(Structured figure records)
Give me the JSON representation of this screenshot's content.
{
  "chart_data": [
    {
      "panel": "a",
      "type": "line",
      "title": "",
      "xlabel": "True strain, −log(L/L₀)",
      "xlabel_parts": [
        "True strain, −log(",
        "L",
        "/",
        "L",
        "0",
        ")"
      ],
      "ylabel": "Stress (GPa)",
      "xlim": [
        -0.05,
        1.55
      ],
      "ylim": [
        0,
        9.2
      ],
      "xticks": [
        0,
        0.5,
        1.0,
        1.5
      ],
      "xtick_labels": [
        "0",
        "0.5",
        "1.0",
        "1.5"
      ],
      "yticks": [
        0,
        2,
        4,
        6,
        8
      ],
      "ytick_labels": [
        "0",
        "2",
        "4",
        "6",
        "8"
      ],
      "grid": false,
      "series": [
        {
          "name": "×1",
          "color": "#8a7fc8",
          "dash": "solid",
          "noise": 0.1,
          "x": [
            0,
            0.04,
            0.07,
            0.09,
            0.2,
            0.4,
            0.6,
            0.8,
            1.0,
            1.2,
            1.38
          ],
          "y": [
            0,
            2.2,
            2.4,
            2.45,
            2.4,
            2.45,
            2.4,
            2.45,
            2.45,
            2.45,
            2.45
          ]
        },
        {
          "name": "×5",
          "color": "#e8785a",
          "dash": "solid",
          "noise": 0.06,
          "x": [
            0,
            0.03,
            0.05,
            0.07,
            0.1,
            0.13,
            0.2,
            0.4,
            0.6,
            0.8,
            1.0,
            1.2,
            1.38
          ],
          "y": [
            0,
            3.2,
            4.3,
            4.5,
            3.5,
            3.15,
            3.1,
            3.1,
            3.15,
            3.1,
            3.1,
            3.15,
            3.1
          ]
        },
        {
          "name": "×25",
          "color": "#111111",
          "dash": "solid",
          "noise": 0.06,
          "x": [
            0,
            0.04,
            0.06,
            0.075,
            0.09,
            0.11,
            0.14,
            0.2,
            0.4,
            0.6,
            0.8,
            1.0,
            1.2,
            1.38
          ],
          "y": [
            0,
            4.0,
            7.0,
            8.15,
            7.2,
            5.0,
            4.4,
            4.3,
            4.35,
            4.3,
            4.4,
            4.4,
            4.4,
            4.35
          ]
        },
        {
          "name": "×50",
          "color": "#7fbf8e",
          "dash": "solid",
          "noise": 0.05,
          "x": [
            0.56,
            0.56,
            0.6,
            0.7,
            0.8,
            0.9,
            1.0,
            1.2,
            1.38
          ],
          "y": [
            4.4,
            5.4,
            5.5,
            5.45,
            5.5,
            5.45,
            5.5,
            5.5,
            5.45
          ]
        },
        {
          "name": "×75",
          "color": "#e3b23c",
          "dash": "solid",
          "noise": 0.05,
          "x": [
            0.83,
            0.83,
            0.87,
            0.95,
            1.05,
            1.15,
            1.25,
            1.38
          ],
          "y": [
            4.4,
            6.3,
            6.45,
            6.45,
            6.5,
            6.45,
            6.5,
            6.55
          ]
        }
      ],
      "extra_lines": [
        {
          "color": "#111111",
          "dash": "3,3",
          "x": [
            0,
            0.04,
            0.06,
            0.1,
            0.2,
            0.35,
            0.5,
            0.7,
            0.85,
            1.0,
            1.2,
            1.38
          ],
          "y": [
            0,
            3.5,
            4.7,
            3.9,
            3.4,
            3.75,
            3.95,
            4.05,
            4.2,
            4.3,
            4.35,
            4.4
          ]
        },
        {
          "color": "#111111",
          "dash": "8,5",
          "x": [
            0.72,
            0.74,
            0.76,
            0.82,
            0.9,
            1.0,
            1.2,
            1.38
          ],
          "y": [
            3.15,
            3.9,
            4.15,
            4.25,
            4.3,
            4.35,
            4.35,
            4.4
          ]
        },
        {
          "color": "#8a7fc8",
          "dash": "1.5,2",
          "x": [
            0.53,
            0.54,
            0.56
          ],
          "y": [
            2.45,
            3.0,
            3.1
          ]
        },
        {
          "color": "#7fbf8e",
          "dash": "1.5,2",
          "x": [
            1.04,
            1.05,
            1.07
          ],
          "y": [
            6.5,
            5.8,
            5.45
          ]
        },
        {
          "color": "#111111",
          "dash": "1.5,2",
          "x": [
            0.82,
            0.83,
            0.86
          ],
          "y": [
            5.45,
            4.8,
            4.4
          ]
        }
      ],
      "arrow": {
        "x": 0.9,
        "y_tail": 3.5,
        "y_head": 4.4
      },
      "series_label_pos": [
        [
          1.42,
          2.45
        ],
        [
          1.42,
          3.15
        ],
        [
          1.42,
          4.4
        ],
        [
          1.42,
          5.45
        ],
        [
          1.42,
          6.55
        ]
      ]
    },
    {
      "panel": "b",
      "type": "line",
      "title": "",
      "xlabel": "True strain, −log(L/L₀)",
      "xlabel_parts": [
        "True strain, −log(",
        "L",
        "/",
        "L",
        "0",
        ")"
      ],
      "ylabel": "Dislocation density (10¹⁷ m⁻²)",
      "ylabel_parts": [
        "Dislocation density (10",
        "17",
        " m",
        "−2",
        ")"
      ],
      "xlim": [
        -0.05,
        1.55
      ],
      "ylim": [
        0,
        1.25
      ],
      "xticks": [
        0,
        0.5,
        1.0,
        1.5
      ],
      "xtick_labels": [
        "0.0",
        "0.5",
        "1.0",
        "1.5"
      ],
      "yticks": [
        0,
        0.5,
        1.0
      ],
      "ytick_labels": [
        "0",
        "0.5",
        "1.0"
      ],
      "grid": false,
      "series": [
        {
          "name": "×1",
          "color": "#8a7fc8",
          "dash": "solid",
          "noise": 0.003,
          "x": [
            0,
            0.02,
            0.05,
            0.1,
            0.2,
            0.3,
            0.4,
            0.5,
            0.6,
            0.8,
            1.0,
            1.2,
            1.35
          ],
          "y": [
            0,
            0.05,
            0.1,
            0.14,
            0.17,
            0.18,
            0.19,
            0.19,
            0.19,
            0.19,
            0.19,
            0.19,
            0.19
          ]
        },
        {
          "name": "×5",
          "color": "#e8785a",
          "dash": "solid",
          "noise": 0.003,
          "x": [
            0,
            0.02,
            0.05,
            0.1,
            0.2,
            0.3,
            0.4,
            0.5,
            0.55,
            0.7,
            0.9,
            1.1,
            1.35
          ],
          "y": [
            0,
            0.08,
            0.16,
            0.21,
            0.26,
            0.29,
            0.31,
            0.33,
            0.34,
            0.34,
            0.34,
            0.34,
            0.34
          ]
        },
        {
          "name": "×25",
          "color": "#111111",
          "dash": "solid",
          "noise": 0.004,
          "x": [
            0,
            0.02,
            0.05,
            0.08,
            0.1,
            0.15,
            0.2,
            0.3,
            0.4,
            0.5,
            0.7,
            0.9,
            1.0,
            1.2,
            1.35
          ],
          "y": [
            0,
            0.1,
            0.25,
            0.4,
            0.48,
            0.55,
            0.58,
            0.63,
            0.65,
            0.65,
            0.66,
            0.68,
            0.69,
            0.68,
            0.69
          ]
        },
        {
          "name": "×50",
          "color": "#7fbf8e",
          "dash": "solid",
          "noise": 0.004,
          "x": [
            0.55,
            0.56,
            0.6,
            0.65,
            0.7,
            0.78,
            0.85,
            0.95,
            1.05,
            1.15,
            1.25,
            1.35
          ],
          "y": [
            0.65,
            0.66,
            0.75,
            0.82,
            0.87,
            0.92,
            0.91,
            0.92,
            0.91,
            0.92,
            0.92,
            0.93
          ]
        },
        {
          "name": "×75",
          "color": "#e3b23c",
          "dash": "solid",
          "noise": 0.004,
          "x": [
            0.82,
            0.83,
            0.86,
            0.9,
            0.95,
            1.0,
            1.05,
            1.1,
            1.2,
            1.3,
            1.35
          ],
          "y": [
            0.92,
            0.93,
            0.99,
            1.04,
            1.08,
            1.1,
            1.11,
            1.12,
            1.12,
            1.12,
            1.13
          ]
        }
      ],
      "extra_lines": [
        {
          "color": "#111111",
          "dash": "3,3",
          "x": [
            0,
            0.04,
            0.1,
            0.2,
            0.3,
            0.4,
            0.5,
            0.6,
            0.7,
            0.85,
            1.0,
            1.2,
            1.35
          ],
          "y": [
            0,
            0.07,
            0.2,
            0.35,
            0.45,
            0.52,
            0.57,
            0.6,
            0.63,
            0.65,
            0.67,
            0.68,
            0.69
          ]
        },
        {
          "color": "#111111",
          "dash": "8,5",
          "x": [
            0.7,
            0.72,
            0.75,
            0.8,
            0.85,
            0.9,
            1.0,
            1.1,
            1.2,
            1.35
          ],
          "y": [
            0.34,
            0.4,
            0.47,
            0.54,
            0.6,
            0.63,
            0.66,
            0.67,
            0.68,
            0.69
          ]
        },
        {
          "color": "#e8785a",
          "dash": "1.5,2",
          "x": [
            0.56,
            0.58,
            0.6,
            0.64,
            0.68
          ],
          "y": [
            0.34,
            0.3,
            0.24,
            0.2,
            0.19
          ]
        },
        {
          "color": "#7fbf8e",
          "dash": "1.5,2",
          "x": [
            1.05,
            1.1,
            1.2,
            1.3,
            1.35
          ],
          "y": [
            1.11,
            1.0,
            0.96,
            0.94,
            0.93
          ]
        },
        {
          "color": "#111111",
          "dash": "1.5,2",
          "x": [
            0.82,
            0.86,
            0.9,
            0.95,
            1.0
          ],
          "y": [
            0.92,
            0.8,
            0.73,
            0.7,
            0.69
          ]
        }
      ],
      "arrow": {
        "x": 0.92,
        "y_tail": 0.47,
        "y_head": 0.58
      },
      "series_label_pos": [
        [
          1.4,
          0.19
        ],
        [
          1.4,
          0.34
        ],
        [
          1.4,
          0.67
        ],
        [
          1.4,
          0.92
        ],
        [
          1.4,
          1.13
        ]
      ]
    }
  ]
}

--- AIM ---
Considering only the records above, state the number of lines that include the word "Dislocation", with nothing added.

--- COMPLETE OUTPUT ---
2